### Task directions
Copy out the lines below exactly as they are, from the first to the last, and leave out the pictures.

==*==

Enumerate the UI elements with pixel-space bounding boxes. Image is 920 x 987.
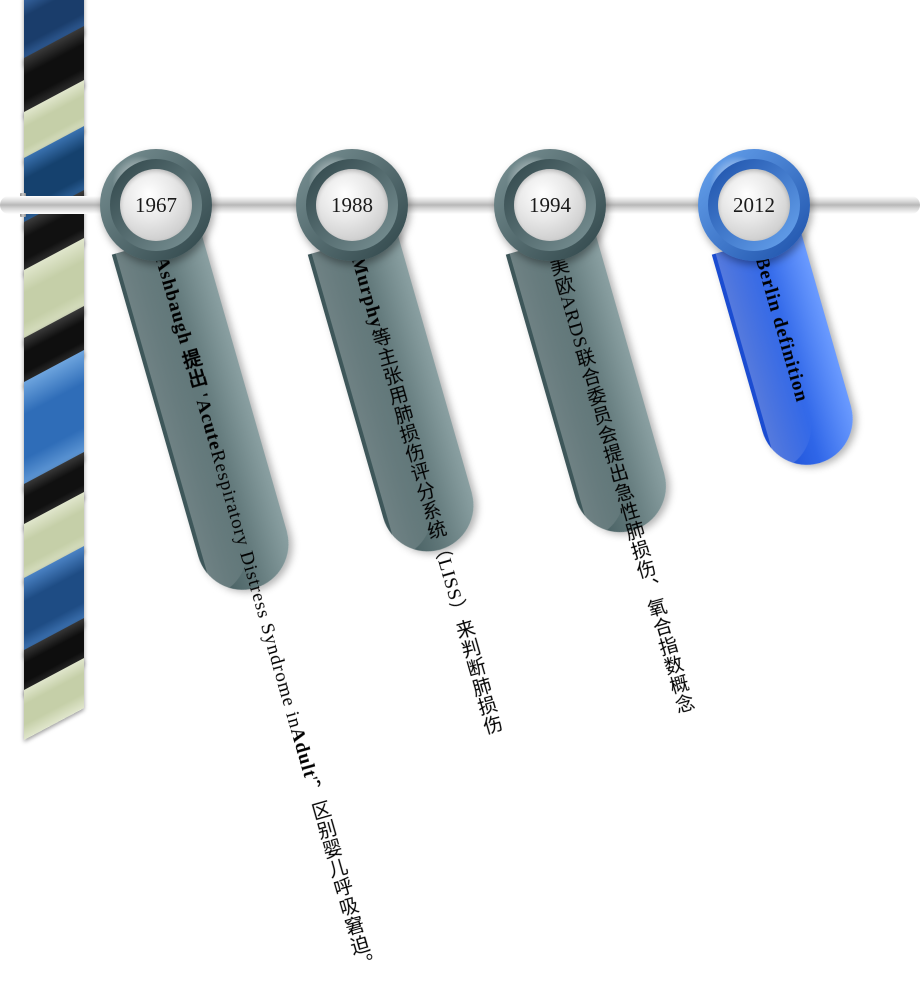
timeline-desc-text: Murphy等主张用肺损伤评分系统（LISS）来判断肺损伤 bbox=[345, 254, 505, 738]
node-face: 1988 bbox=[316, 169, 388, 241]
desc-line: Adult'，区别婴儿呼吸窘迫。 bbox=[284, 725, 377, 978]
timeline-desc-tab: 美欧ARDS联合委员会提出急性肺损伤、氧合指数概念 bbox=[506, 229, 677, 543]
desc-line: Murphy等主张用肺损伤评 bbox=[345, 254, 432, 485]
desc-line: 美欧ARDS联合委员会 bbox=[543, 254, 619, 448]
node-year-label: 1967 bbox=[135, 193, 177, 218]
timeline-node: 1994 bbox=[494, 149, 606, 261]
timeline-node: 1988 bbox=[296, 149, 408, 261]
timeline-desc-text: 美欧ARDS联合委员会提出急性肺损伤、氧合指数概念 bbox=[543, 254, 697, 717]
desc-line: Berlin definition bbox=[749, 254, 813, 405]
timeline-node: 2012 bbox=[698, 149, 810, 261]
node-face: 2012 bbox=[718, 169, 790, 241]
node-year-label: 1994 bbox=[529, 193, 571, 218]
node-year-label: 2012 bbox=[733, 193, 775, 218]
desc-line: Ashbaugh 提出 'Acute bbox=[149, 254, 227, 453]
desc-line: 分系统（LISS）来判断肺 bbox=[409, 479, 493, 700]
timeline-desc-tab: Ashbaugh 提出 'AcuteRespiratory Distress S… bbox=[112, 229, 300, 600]
timeline-desc-tab: Berlin definition bbox=[712, 229, 864, 475]
desc-line: Respiratory Distress Syndrome in bbox=[204, 447, 306, 731]
timeline-desc-text: Berlin definition bbox=[749, 254, 813, 405]
decorative-stripe-bar bbox=[24, 0, 84, 690]
desc-line: 提出急性肺损伤、氧合 bbox=[597, 441, 675, 640]
timeline-desc-tab: Murphy等主张用肺损伤评分系统（LISS）来判断肺损伤 bbox=[308, 229, 485, 562]
timeline-node: 1967 bbox=[100, 149, 212, 261]
node-face: 1967 bbox=[120, 169, 192, 241]
node-face: 1994 bbox=[514, 169, 586, 241]
node-year-label: 1988 bbox=[331, 193, 373, 218]
desc-line: 损伤 bbox=[471, 693, 505, 738]
desc-line: 指数概念 bbox=[652, 634, 697, 717]
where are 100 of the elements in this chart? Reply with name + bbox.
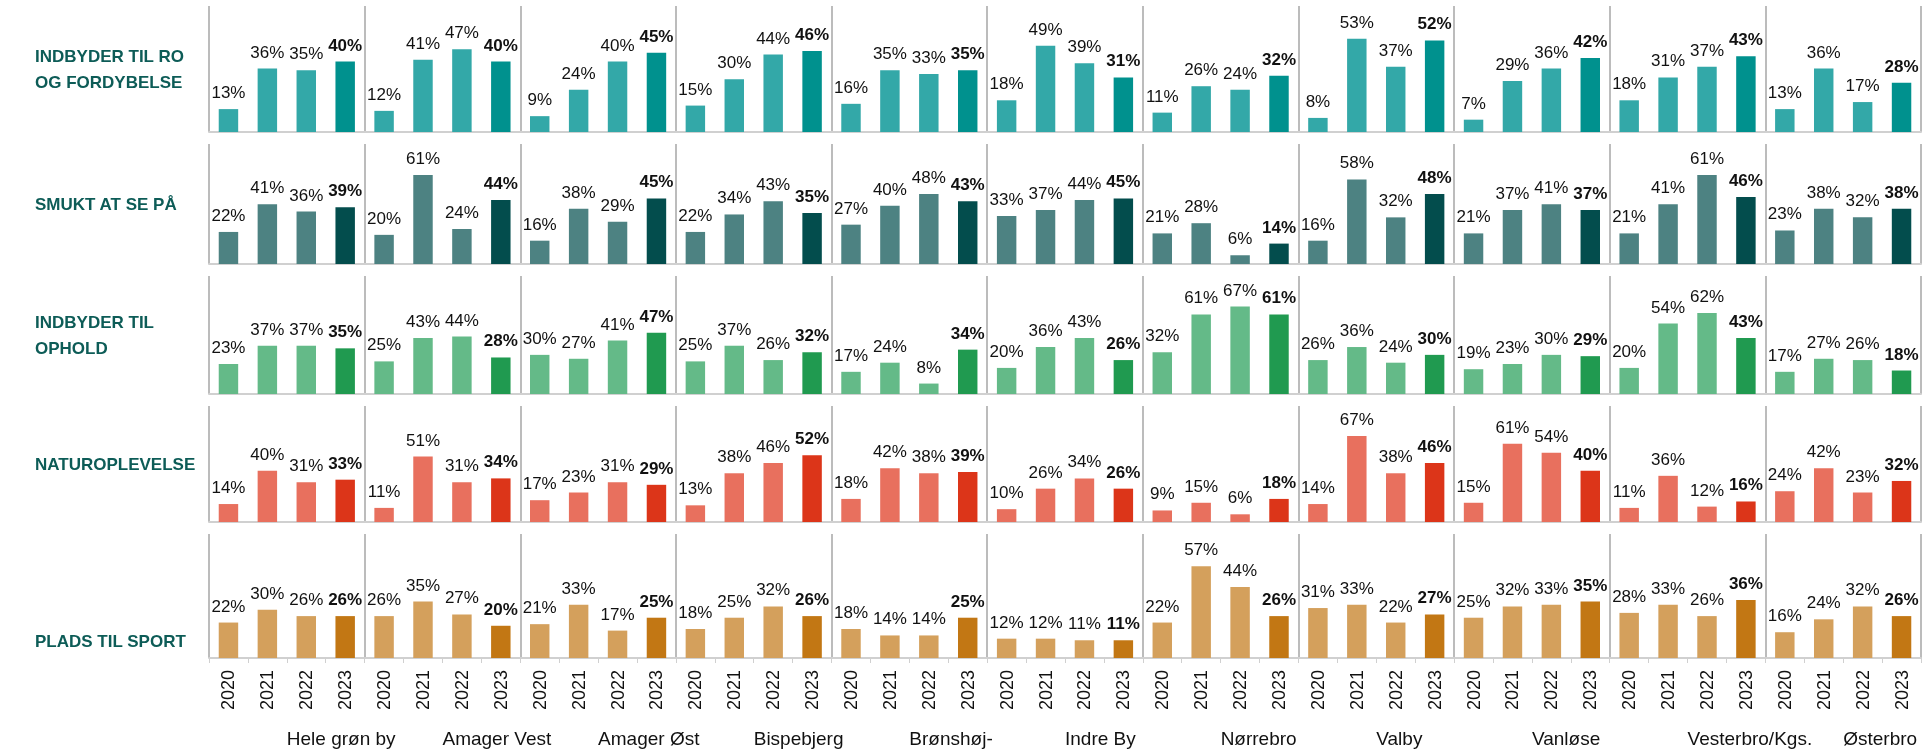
bar (1424, 194, 1445, 264)
bar (491, 199, 511, 264)
data-label: 27% (561, 332, 596, 352)
bar (296, 482, 316, 522)
x-tick-label: 2020 (1463, 670, 1484, 711)
data-label: 37% (250, 319, 285, 339)
bar (1658, 475, 1678, 522)
bar (1619, 100, 1639, 132)
data-label: 13% (1767, 83, 1802, 103)
bar (1347, 436, 1367, 522)
data-label: 32% (1261, 49, 1297, 69)
data-label: 46% (1417, 437, 1452, 457)
data-label: 37% (717, 319, 752, 339)
bar (1230, 587, 1250, 658)
data-label: 19% (1456, 343, 1491, 363)
bar (1463, 233, 1484, 264)
data-label: 17% (600, 604, 635, 624)
bar (257, 609, 278, 658)
data-label: 29% (600, 195, 635, 215)
data-label: 61% (1689, 149, 1725, 169)
bar (958, 201, 978, 264)
data-label: 13% (211, 83, 246, 103)
data-label: 42% (1573, 32, 1608, 52)
data-label: 32% (1845, 191, 1880, 211)
bar (218, 363, 239, 394)
data-label: 32% (1378, 191, 1413, 211)
bar (1658, 204, 1678, 264)
bar (1074, 199, 1095, 264)
bar (1736, 56, 1756, 132)
bar (1230, 514, 1250, 522)
x-tick-label: 2020 (1152, 670, 1173, 711)
data-label: 44% (1223, 561, 1258, 581)
bar (802, 455, 822, 522)
data-label: 35% (795, 187, 830, 206)
x-tick-label: 2021 (568, 670, 589, 711)
data-label: 34% (1067, 452, 1102, 472)
x-tick-label: 2021 (1191, 670, 1212, 711)
data-label: 14% (1261, 217, 1297, 237)
data-label: 16% (1767, 606, 1802, 626)
bar (1113, 77, 1134, 132)
bar (1074, 478, 1095, 522)
bar (1502, 606, 1523, 658)
data-label: 35% (872, 44, 907, 64)
data-label: 39% (1067, 37, 1102, 57)
text: Vanløse (1531, 728, 1601, 749)
bar (958, 617, 978, 658)
x-tick-label: 2023 (490, 670, 511, 711)
data-label: 36% (1728, 573, 1763, 593)
bar (1814, 68, 1834, 132)
text: PLADS TIL SPORT (35, 631, 187, 651)
data-label: 28% (1612, 586, 1647, 606)
data-label: 23% (1495, 337, 1530, 357)
bar (919, 73, 939, 132)
bar (452, 229, 472, 264)
data-label: 8% (1305, 91, 1331, 111)
data-label: 14% (211, 478, 246, 498)
x-tick-label: 2020 (374, 670, 395, 711)
bar (530, 354, 550, 394)
x-tick-label: 2021 (724, 670, 745, 711)
bar (452, 336, 472, 394)
bar (1269, 75, 1289, 132)
data-label: 52% (1417, 14, 1452, 34)
bar (335, 479, 355, 522)
text: INDBYDER TIL OPHOLD (35, 312, 159, 358)
data-label: 30% (522, 328, 557, 348)
x-tick-label: 2022 (1852, 670, 1873, 711)
data-label: 15% (678, 79, 713, 99)
bar (1230, 255, 1250, 264)
bar (1463, 617, 1484, 658)
bar (958, 70, 978, 132)
data-label: 30% (717, 53, 752, 73)
bar (1697, 506, 1717, 522)
bar (841, 103, 861, 132)
data-label: 38% (911, 447, 946, 467)
data-label: 25% (678, 335, 713, 355)
bar (919, 473, 939, 522)
data-label: 31% (600, 456, 635, 476)
data-label: 27% (444, 588, 479, 608)
bar (530, 500, 550, 522)
x-tick-label: 2022 (296, 670, 317, 711)
data-label: 11% (1106, 614, 1140, 634)
bar (802, 352, 822, 394)
bar (880, 362, 900, 394)
bar (1619, 612, 1639, 658)
data-label: 21% (1612, 207, 1647, 227)
data-label: 44% (444, 310, 479, 330)
data-label: 10% (989, 483, 1024, 503)
data-label: 17% (1845, 76, 1880, 96)
data-label: 11% (367, 481, 401, 501)
bar (1891, 82, 1912, 132)
text: Amager Vest (442, 728, 552, 749)
data-label: 44% (483, 173, 518, 193)
bar (1463, 502, 1484, 522)
x-tick-label: 2021 (1813, 670, 1834, 711)
bar (296, 70, 316, 132)
data-label: 18% (678, 602, 713, 622)
data-label: 41% (405, 33, 441, 53)
bar (1191, 502, 1211, 522)
bar (1736, 501, 1756, 522)
text: Amager Øst (598, 728, 701, 749)
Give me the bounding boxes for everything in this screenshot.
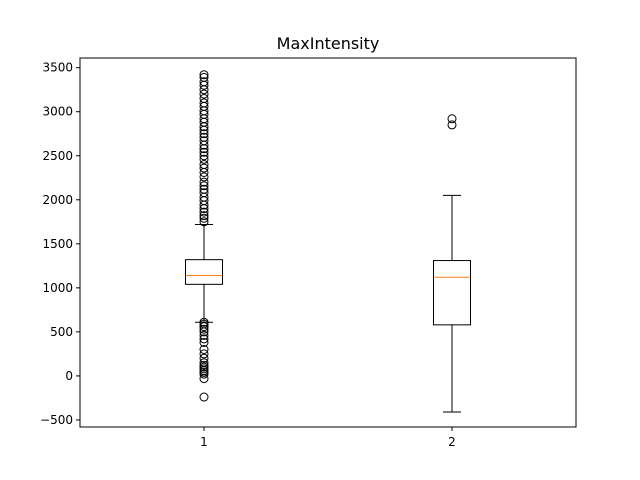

==*==

### Final result
Enumerate the UI elements with pixel-space bounding boxes. Image is 920 x 987.
timeline-desc-text: Murphy等主张用肺损伤评分系统（LISS）来判断肺损伤 bbox=[345, 254, 505, 738]
node-face: 1988 bbox=[316, 169, 388, 241]
desc-line: Adult'，区别婴儿呼吸窘迫。 bbox=[284, 725, 377, 978]
timeline-desc-tab: 美欧ARDS联合委员会提出急性肺损伤、氧合指数概念 bbox=[506, 229, 677, 543]
desc-line: Murphy等主张用肺损伤评 bbox=[345, 254, 432, 485]
desc-line: 美欧ARDS联合委员会 bbox=[543, 254, 619, 448]
node-year-label: 1967 bbox=[135, 193, 177, 218]
timeline-node: 1994 bbox=[494, 149, 606, 261]
timeline-node: 1988 bbox=[296, 149, 408, 261]
timeline-desc-text: 美欧ARDS联合委员会提出急性肺损伤、氧合指数概念 bbox=[543, 254, 697, 717]
desc-line: Berlin definition bbox=[749, 254, 813, 405]
timeline-node: 2012 bbox=[698, 149, 810, 261]
node-face: 2012 bbox=[718, 169, 790, 241]
node-year-label: 1994 bbox=[529, 193, 571, 218]
node-year-label: 2012 bbox=[733, 193, 775, 218]
desc-line: Ashbaugh 提出 'Acute bbox=[149, 254, 227, 453]
desc-line: 分系统（LISS）来判断肺 bbox=[409, 479, 493, 700]
timeline-desc-tab: Ashbaugh 提出 'AcuteRespiratory Distress S… bbox=[112, 229, 300, 600]
timeline-desc-tab: Berlin definition bbox=[712, 229, 864, 475]
desc-line: Respiratory Distress Syndrome in bbox=[204, 447, 306, 731]
timeline-desc-text: Berlin definition bbox=[749, 254, 813, 405]
decorative-stripe-bar bbox=[24, 0, 84, 690]
desc-line: 提出急性肺损伤、氧合 bbox=[597, 441, 675, 640]
timeline-desc-tab: Murphy等主张用肺损伤评分系统（LISS）来判断肺损伤 bbox=[308, 229, 485, 562]
timeline-node: 1967 bbox=[100, 149, 212, 261]
node-face: 1967 bbox=[120, 169, 192, 241]
node-face: 1994 bbox=[514, 169, 586, 241]
node-year-label: 1988 bbox=[331, 193, 373, 218]
desc-line: 损伤 bbox=[471, 693, 505, 738]
desc-line: 指数概念 bbox=[652, 634, 697, 717]
where are 100 of the elements in this chart? Reply with name + bbox.
bar (1424, 194, 1445, 264)
bar (491, 199, 511, 264)
data-label: 27% (561, 332, 596, 352)
bar (296, 482, 316, 522)
x-tick-label: 2020 (1463, 670, 1484, 711)
data-label: 37% (250, 319, 285, 339)
bar (1658, 475, 1678, 522)
bar (1619, 100, 1639, 132)
data-label: 13% (1767, 83, 1802, 103)
bar (1347, 436, 1367, 522)
data-label: 32% (1261, 49, 1297, 69)
data-label: 46% (1417, 437, 1452, 457)
data-label: 37% (717, 319, 752, 339)
bar (1230, 587, 1250, 658)
data-label: 19% (1456, 343, 1491, 363)
bar (1463, 233, 1484, 264)
data-label: 17% (600, 604, 635, 624)
bar (257, 609, 278, 658)
data-label: 29% (600, 195, 635, 215)
data-label: 61% (1689, 149, 1725, 169)
bar (958, 201, 978, 264)
data-label: 13% (211, 83, 246, 103)
data-label: 42% (1573, 32, 1608, 52)
data-label: 32% (1845, 191, 1880, 211)
bar (218, 363, 239, 394)
data-label: 32% (1378, 191, 1413, 211)
bar (1658, 204, 1678, 264)
bar (1074, 199, 1095, 264)
bar (1736, 56, 1756, 132)
bar (1230, 514, 1250, 522)
x-tick-label: 2020 (1152, 670, 1173, 711)
data-label: 44% (1223, 561, 1258, 581)
bar (802, 455, 822, 522)
data-label: 35% (795, 187, 830, 206)
x-tick-label: 2021 (568, 670, 589, 711)
data-label: 34% (1067, 452, 1102, 472)
x-tick-label: 2021 (1191, 670, 1212, 711)
data-label: 14% (1261, 217, 1297, 237)
data-label: 16% (1767, 606, 1802, 626)
bar (1113, 77, 1134, 132)
bar (1074, 478, 1095, 522)
bar (1502, 606, 1523, 658)
data-label: 35% (872, 44, 907, 64)
data-label: 39% (1067, 37, 1102, 57)
text: Vanløse (1531, 728, 1601, 749)
bar (958, 617, 978, 658)
x-tick-label: 2023 (490, 670, 511, 711)
data-label: 36% (1728, 573, 1763, 593)
bar (1814, 68, 1834, 132)
text: PLADS TIL SPORT (35, 631, 187, 651)
data-label: 28% (1612, 586, 1647, 606)
data-label: 23% (1495, 337, 1530, 357)
bar (919, 73, 939, 132)
bar (452, 229, 472, 264)
data-label: 8% (1305, 91, 1331, 111)
data-label: 14% (211, 478, 246, 498)
x-tick-label: 2020 (374, 670, 395, 711)
bar (530, 354, 550, 394)
x-tick-label: 2021 (724, 670, 745, 711)
bar (452, 336, 472, 394)
bar (1269, 75, 1289, 132)
data-label: 52% (1417, 14, 1452, 34)
bar (335, 479, 355, 522)
text: INDBYDER TIL OPHOLD (35, 312, 159, 358)
data-label: 30% (522, 328, 557, 348)
x-tick-label: 2022 (1852, 670, 1873, 711)
data-label: 15% (678, 79, 713, 99)
bar (1230, 255, 1250, 264)
bar (1463, 617, 1484, 658)
bar (958, 70, 978, 132)
data-label: 30% (717, 53, 752, 73)
bar (1697, 506, 1717, 522)
bar (841, 103, 861, 132)
data-label: 38% (911, 447, 946, 467)
data-label: 25% (678, 335, 713, 355)
bar (919, 473, 939, 522)
data-label: 31% (600, 456, 635, 476)
data-label: 27% (444, 588, 479, 608)
bar (530, 500, 550, 522)
x-tick-label: 2022 (296, 670, 317, 711)
data-label: 11% (1106, 614, 1140, 634)
bar (802, 352, 822, 394)
bar (880, 362, 900, 394)
bar (1619, 612, 1639, 658)
data-label: 21% (1612, 207, 1647, 227)
data-label: 44% (444, 310, 479, 330)
data-label: 10% (989, 483, 1024, 503)
data-label: 17% (1845, 76, 1880, 96)
data-label: 11% (367, 481, 401, 501)
bar (1891, 82, 1912, 132)
text: Amager Vest (442, 728, 552, 749)
data-label: 44% (483, 173, 518, 193)
bar (1463, 502, 1484, 522)
x-tick-label: 2021 (1813, 670, 1834, 711)
bar (296, 70, 316, 132)
data-label: 18% (678, 602, 713, 622)
data-label: 41% (405, 33, 441, 53)
bar (1191, 502, 1211, 522)
bar (1736, 501, 1756, 522)
text: Amager Øst (598, 728, 701, 749)
Give me the bounding boxes for everything in this screenshot.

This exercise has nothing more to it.